▶ The exercise
Review the listing and copy each line that holds the word "type".

......

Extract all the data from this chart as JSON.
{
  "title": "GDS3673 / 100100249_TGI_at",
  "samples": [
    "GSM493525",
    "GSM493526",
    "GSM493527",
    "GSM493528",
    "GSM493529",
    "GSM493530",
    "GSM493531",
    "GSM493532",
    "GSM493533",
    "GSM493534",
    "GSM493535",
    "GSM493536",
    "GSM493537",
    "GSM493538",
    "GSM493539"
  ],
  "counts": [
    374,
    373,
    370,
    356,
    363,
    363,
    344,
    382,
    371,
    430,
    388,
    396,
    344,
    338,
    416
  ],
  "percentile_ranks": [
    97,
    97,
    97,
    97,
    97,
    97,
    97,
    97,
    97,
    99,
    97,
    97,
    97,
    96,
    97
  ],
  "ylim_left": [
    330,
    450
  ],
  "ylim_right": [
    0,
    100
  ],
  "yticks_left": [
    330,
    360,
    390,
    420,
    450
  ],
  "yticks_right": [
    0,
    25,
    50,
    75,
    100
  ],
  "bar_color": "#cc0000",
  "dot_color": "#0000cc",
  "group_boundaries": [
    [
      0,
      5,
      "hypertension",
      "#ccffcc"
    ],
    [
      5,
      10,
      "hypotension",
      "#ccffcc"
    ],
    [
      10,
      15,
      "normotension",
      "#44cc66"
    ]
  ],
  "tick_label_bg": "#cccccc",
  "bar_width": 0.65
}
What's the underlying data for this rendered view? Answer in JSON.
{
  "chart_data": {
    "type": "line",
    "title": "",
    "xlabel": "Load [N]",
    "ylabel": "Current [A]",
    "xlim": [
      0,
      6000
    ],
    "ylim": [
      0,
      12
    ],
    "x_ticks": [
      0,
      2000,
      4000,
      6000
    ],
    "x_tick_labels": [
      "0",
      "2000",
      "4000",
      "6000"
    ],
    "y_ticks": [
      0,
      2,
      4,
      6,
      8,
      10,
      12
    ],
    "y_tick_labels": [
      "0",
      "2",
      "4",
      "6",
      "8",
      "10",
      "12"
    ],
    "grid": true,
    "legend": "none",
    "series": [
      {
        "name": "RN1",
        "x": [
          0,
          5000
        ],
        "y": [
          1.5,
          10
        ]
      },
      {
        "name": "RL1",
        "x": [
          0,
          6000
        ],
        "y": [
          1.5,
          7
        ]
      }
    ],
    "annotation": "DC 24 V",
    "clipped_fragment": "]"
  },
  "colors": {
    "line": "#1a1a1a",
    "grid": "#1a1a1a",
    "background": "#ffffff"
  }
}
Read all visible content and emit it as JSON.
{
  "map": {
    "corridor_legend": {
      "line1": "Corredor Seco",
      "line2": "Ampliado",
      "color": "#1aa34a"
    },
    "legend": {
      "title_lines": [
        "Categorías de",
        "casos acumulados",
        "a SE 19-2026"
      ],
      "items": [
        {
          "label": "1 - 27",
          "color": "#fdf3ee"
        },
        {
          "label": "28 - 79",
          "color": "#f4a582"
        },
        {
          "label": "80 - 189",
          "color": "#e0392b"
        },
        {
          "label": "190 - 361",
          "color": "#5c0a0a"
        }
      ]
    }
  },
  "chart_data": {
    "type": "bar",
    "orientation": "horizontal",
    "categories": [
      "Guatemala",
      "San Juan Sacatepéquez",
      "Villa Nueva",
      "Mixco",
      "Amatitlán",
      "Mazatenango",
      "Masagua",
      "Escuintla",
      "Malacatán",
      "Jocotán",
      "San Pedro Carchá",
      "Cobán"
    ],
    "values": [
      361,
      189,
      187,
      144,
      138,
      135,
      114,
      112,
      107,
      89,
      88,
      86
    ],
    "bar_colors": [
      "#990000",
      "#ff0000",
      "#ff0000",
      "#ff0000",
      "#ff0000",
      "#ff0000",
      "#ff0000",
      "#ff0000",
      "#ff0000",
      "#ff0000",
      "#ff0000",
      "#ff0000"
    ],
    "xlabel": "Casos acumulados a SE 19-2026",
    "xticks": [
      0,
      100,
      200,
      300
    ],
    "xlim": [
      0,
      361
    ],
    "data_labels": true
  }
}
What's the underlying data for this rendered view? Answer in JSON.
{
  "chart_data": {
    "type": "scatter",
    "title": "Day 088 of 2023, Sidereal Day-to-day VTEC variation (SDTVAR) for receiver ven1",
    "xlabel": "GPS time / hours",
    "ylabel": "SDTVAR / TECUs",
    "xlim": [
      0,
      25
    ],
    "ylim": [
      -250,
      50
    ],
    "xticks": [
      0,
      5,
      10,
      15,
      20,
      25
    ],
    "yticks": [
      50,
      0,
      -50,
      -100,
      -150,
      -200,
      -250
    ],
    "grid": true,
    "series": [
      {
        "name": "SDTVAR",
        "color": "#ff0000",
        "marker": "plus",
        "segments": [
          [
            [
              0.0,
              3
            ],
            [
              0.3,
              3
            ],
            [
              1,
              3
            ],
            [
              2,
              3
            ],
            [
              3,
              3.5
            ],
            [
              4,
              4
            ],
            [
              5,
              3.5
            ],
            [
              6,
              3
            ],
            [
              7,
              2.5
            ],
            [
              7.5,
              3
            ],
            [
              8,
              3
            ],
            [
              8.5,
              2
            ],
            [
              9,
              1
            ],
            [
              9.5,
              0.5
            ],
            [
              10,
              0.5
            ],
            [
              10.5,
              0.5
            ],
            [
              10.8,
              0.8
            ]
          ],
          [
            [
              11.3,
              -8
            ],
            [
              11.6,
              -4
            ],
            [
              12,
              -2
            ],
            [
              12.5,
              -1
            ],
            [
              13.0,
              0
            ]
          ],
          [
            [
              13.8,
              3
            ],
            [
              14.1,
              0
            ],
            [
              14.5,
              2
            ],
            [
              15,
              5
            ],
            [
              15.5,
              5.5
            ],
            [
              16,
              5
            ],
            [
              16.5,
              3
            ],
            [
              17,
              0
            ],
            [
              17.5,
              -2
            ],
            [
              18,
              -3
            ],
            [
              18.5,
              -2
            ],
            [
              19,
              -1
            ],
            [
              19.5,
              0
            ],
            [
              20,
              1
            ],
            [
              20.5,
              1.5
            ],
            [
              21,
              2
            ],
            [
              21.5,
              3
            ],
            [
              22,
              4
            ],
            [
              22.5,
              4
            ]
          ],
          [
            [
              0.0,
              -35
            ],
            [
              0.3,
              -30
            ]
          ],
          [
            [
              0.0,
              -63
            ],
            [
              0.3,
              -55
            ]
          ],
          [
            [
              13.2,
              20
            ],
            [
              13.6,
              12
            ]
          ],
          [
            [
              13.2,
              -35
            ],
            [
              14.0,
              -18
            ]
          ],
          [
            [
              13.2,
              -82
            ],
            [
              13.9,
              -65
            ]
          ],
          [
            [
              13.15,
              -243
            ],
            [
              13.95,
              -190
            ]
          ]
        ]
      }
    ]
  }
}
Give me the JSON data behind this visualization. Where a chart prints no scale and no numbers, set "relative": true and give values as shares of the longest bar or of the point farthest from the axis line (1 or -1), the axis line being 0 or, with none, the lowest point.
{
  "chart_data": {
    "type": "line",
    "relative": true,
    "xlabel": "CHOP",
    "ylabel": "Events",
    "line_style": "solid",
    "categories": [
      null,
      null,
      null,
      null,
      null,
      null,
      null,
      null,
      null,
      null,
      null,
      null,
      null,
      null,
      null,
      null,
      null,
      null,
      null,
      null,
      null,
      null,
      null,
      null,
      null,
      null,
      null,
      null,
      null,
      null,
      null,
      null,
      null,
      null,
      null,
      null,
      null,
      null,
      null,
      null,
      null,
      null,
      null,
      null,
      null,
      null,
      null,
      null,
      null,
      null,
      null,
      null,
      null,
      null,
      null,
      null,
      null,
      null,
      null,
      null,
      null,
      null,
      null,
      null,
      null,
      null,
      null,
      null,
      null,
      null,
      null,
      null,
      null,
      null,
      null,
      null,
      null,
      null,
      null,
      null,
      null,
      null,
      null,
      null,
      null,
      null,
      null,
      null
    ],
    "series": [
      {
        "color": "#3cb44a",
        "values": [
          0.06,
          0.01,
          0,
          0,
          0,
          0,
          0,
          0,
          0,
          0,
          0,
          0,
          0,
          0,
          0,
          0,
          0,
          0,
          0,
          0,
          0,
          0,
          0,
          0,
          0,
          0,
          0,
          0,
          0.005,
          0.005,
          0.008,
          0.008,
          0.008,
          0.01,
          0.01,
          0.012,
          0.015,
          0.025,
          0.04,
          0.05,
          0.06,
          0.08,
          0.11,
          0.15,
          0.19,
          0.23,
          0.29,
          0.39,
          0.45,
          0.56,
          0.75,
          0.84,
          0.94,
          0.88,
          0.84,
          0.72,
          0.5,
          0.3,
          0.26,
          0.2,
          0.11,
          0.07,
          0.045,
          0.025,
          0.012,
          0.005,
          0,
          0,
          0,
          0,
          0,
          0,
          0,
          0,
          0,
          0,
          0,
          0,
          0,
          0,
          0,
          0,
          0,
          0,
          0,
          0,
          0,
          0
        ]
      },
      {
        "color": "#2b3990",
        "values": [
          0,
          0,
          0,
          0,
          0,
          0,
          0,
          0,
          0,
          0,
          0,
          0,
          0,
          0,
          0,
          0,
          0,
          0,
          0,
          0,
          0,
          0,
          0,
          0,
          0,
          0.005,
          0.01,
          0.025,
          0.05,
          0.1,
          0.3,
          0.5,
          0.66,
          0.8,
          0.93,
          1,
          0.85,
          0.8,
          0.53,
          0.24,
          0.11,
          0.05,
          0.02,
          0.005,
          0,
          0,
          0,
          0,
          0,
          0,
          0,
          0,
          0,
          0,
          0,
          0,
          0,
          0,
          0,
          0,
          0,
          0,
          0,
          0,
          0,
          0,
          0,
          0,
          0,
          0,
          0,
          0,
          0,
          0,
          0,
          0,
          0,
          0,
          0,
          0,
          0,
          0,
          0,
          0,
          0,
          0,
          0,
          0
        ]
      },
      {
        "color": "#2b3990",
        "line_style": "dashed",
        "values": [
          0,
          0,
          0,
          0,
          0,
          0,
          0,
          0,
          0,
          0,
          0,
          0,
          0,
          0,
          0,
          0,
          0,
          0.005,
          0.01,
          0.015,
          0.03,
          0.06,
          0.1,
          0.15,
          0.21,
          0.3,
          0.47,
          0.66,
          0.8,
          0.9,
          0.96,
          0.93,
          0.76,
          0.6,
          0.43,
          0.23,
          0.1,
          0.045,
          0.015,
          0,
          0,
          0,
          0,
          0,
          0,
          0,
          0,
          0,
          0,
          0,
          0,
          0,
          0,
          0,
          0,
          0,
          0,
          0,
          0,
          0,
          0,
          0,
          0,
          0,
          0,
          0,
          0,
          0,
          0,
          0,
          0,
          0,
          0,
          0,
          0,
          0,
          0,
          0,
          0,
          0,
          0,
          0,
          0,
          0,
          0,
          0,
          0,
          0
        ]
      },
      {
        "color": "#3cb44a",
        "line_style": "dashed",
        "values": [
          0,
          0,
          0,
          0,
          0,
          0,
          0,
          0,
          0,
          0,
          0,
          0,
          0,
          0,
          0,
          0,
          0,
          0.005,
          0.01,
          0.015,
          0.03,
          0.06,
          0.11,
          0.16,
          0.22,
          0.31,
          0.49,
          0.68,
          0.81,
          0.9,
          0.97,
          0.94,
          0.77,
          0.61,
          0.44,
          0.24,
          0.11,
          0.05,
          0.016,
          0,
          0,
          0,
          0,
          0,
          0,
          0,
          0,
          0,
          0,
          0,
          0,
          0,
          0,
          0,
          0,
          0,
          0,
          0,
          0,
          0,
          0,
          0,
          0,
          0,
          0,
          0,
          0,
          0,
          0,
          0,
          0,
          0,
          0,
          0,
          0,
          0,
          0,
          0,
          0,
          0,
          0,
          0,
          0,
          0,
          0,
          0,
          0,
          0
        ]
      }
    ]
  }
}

......

▶ Response for this exercise
    "type": "line",
    "type": "bar",
    "type": "scatter",
    "type": "line",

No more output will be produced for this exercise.